▶ [TO DO]
From the entries below, list each line with "situatie".

Saved data entries
## Begin

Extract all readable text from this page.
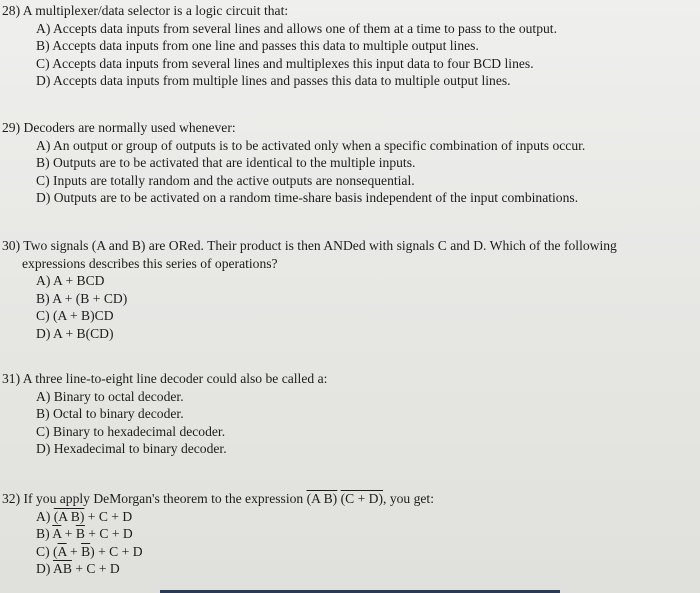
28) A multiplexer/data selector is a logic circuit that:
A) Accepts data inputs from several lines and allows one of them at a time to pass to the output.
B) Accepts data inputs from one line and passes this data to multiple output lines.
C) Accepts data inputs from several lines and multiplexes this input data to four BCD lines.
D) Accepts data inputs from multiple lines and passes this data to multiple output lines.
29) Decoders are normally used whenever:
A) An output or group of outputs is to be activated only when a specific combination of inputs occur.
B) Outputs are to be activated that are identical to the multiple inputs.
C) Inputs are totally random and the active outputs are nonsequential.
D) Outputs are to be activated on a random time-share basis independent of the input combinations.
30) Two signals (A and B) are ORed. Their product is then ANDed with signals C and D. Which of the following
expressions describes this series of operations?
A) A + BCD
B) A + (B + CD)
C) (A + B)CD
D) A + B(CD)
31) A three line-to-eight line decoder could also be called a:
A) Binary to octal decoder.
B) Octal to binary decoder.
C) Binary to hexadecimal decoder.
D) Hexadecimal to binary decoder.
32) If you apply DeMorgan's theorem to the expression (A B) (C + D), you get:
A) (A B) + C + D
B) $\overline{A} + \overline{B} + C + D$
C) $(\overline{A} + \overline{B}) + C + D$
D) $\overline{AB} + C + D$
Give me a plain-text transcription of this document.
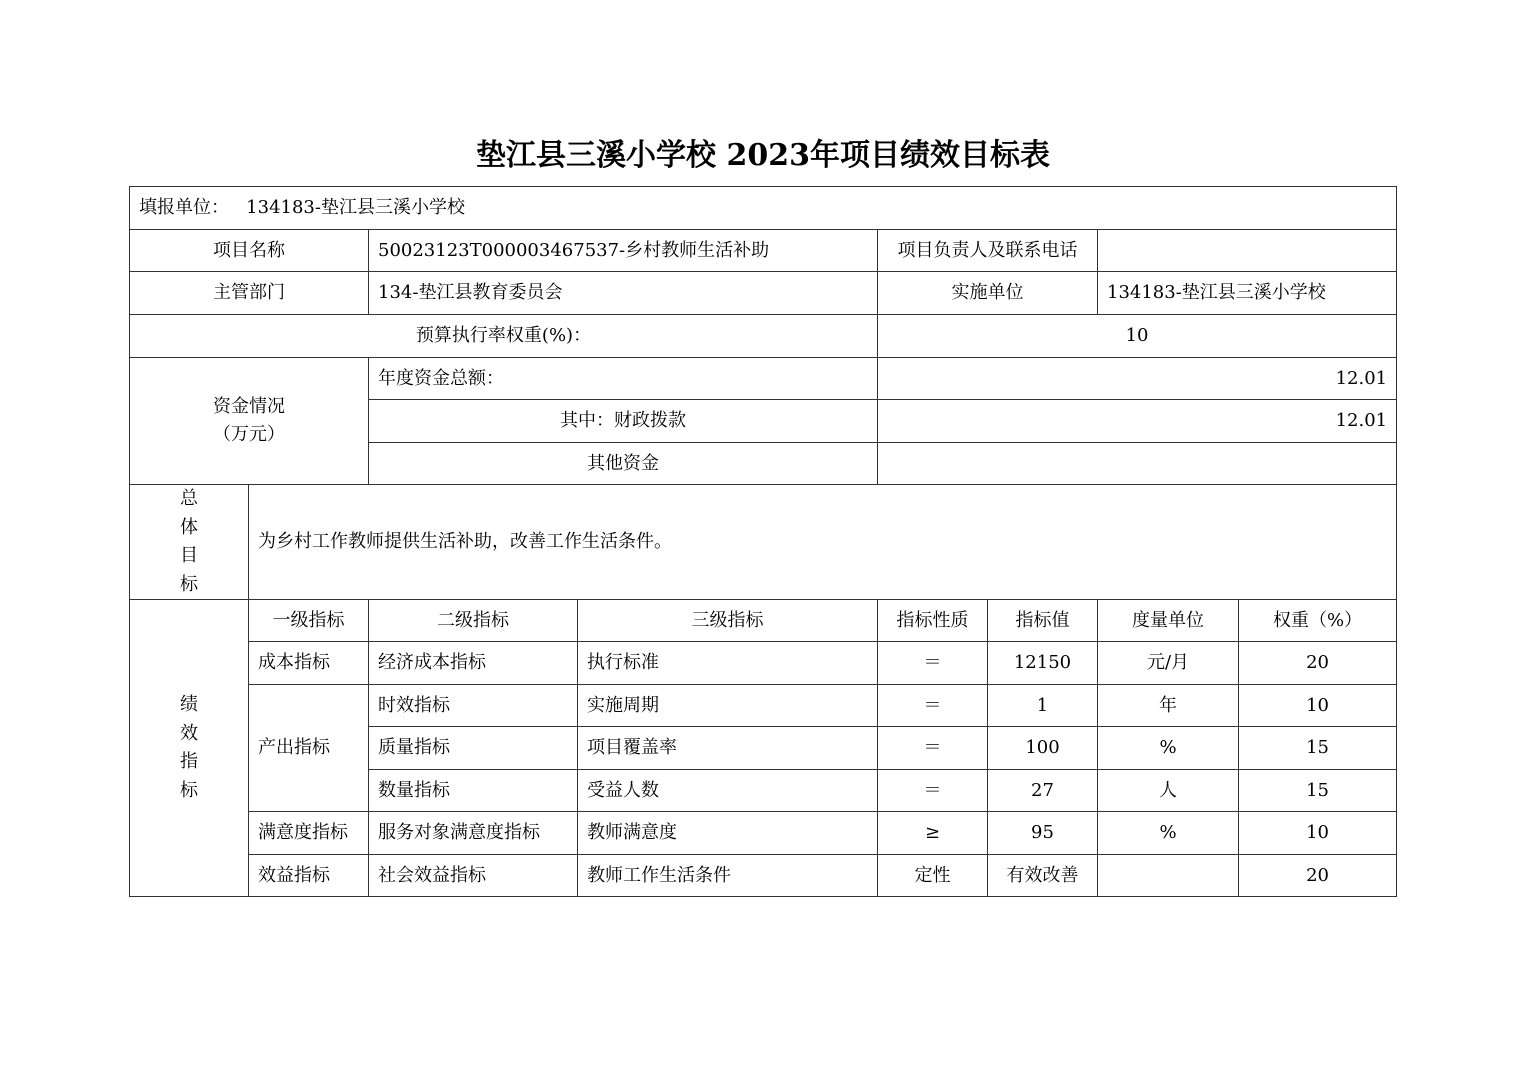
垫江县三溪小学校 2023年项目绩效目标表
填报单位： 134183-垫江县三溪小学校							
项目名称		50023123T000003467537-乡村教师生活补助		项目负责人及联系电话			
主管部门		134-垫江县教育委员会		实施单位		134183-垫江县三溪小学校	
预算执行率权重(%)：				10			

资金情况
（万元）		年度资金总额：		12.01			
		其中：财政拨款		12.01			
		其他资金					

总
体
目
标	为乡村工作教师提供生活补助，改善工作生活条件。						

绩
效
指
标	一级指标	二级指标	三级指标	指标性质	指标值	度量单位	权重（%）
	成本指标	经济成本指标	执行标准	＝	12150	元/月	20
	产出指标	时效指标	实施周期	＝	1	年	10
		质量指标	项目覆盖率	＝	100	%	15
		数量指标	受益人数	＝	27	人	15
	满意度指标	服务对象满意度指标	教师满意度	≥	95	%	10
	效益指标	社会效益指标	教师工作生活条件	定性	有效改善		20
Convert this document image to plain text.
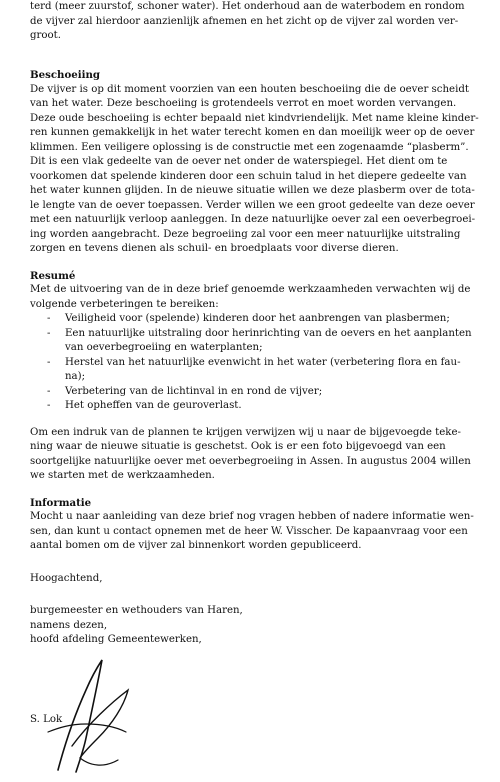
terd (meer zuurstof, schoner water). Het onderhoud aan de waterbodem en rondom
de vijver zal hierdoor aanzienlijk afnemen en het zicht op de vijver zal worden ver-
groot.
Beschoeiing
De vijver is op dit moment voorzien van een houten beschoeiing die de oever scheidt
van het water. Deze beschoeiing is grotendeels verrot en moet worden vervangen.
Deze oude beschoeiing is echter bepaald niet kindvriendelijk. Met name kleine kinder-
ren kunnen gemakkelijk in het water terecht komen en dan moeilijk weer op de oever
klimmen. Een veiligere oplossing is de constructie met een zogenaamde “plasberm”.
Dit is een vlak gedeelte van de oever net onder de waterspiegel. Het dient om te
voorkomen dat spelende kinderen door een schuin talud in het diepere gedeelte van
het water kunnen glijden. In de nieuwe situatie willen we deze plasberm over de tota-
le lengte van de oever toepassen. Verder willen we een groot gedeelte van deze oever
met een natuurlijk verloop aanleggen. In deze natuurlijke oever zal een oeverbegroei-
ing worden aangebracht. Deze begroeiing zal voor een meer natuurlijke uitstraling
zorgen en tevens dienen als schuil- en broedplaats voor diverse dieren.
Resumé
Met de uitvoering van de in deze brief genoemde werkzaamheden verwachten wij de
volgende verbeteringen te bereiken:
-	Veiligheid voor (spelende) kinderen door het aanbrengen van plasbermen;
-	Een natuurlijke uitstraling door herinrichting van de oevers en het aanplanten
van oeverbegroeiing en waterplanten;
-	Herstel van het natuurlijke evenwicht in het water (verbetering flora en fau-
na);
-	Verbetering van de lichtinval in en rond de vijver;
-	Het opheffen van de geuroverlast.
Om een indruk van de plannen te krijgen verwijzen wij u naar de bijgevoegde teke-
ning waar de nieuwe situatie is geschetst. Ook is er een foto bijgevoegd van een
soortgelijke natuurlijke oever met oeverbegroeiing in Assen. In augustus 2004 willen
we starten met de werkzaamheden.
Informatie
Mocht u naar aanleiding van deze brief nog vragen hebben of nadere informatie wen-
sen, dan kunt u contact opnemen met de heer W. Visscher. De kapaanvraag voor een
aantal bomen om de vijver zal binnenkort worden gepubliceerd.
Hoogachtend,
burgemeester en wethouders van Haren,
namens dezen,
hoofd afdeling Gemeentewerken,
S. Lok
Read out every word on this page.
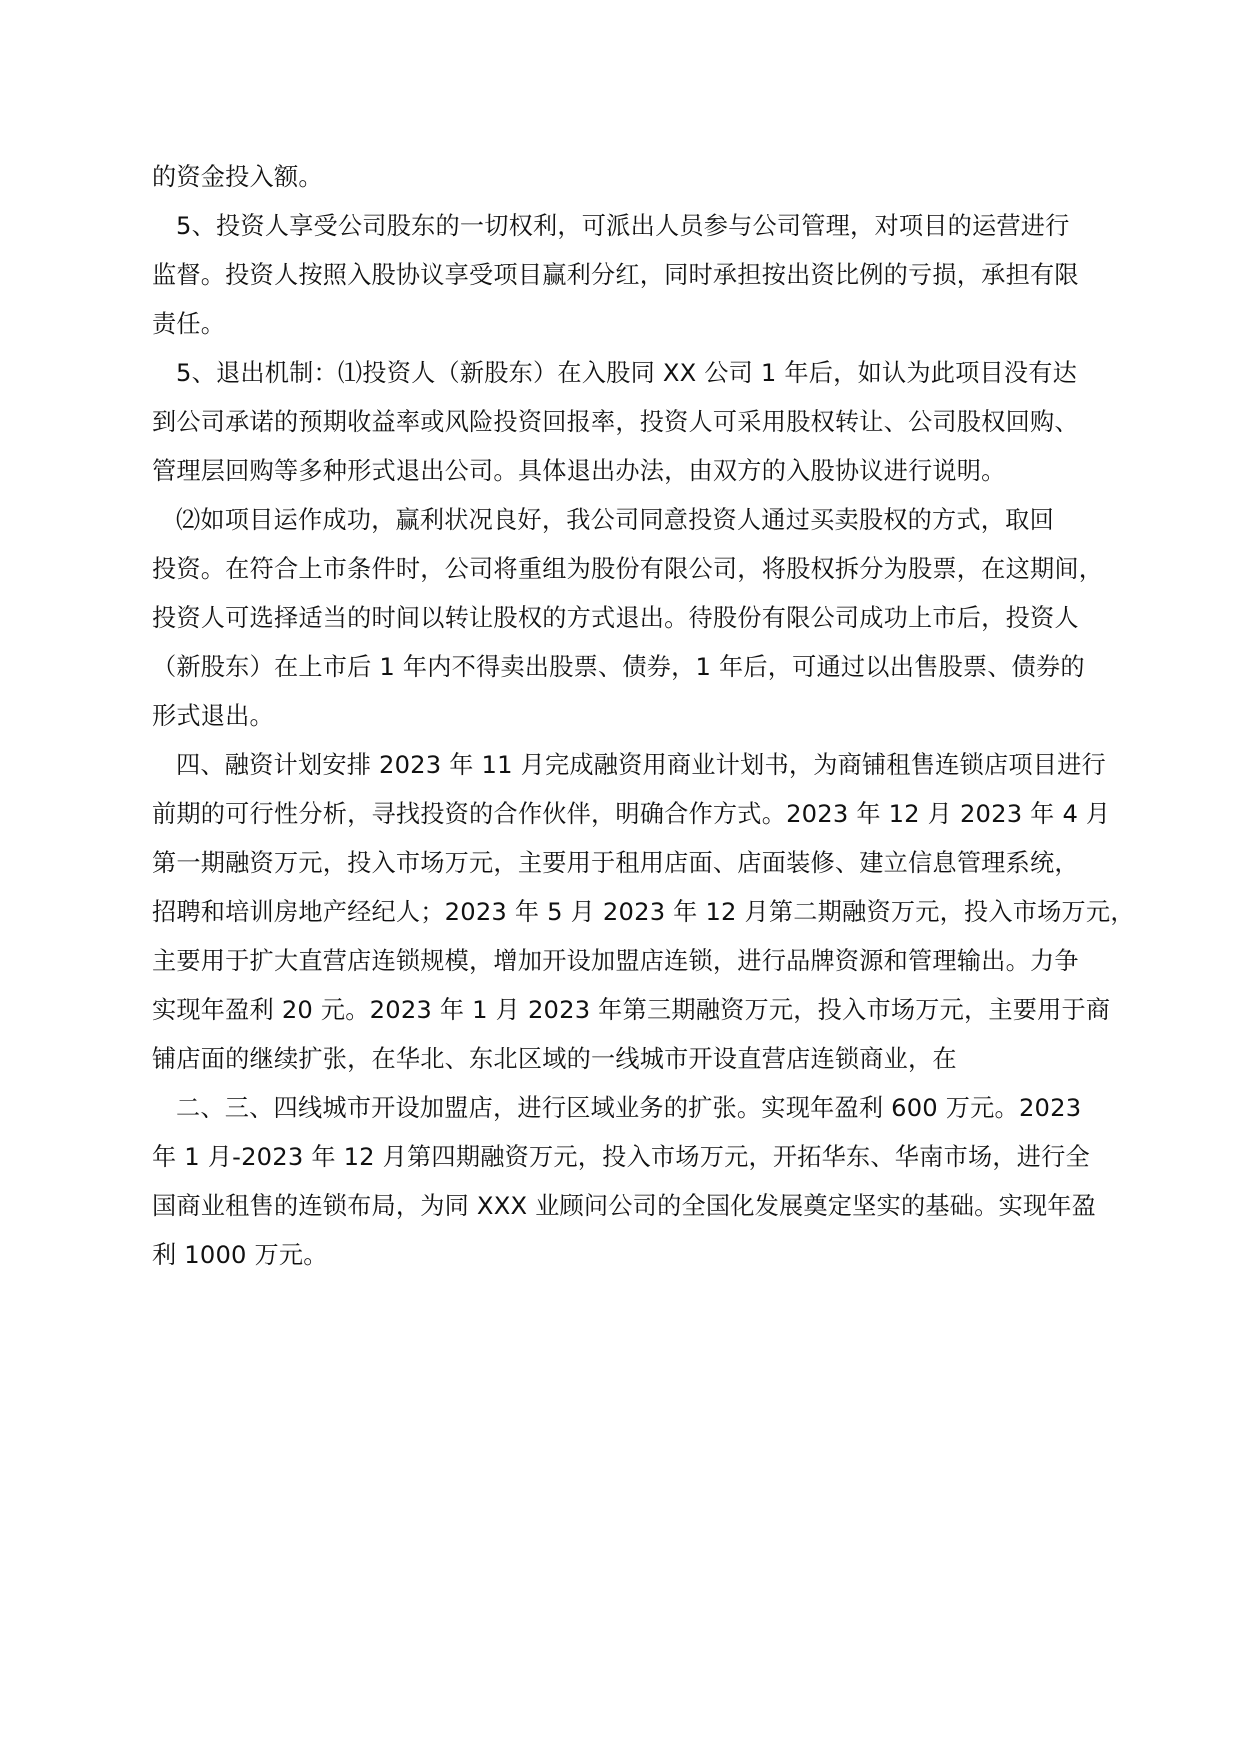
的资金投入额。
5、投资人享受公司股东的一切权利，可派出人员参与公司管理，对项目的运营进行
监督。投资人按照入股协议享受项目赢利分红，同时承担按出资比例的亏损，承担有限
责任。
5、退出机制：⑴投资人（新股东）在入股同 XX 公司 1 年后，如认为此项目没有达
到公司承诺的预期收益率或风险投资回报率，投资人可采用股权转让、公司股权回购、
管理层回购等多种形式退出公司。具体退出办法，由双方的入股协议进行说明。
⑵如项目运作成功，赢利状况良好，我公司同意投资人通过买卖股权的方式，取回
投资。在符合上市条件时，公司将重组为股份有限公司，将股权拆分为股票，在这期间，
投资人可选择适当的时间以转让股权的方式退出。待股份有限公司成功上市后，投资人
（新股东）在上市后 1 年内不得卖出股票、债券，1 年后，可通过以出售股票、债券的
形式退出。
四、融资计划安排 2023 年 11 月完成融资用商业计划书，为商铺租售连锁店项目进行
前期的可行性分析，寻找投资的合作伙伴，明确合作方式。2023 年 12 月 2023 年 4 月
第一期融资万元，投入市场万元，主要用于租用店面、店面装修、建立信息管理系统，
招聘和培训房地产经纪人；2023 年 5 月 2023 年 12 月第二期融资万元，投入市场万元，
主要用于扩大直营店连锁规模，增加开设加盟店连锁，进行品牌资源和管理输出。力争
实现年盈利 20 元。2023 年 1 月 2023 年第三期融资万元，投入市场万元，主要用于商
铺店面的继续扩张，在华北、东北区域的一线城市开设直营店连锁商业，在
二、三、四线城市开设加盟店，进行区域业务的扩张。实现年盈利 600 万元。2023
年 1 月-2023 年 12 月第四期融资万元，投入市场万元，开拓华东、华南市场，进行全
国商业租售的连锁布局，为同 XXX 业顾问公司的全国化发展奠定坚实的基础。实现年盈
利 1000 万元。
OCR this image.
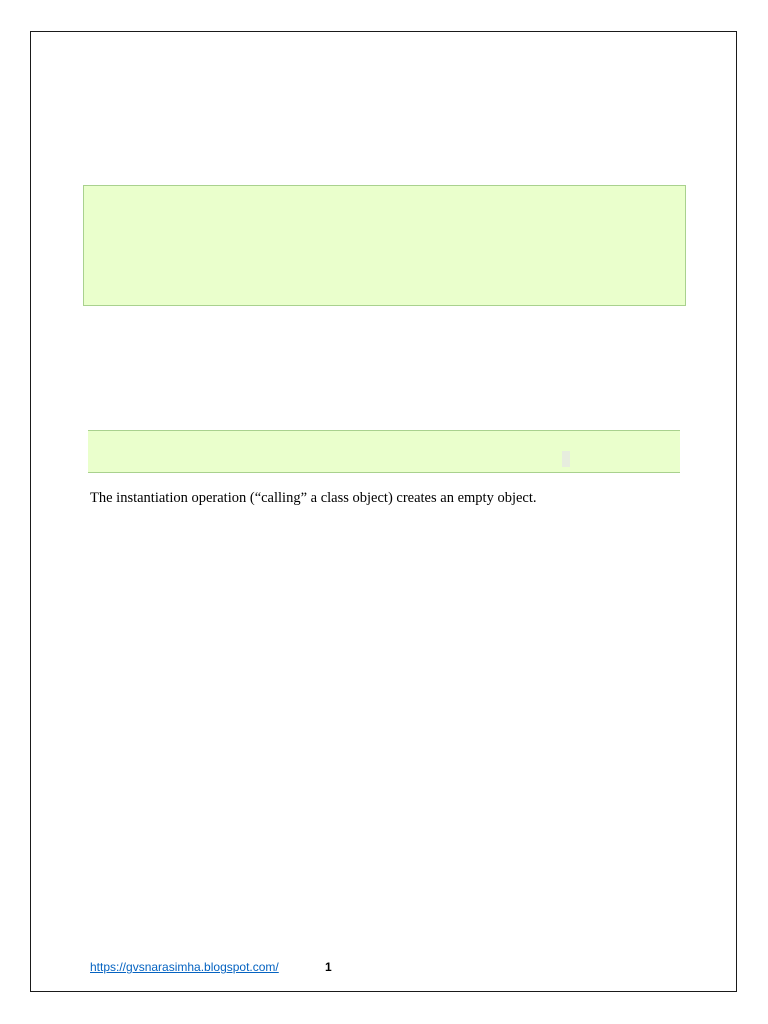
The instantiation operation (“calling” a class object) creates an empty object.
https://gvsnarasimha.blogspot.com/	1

## End

▶ [WRITTEN RESPONSE]
het water kunnen glijden. In de nieuwe situatie willen we deze plasberm over de tota-
ning waar de nieuwe situatie is geschetst. Ook is er een foto bijgevoegd van een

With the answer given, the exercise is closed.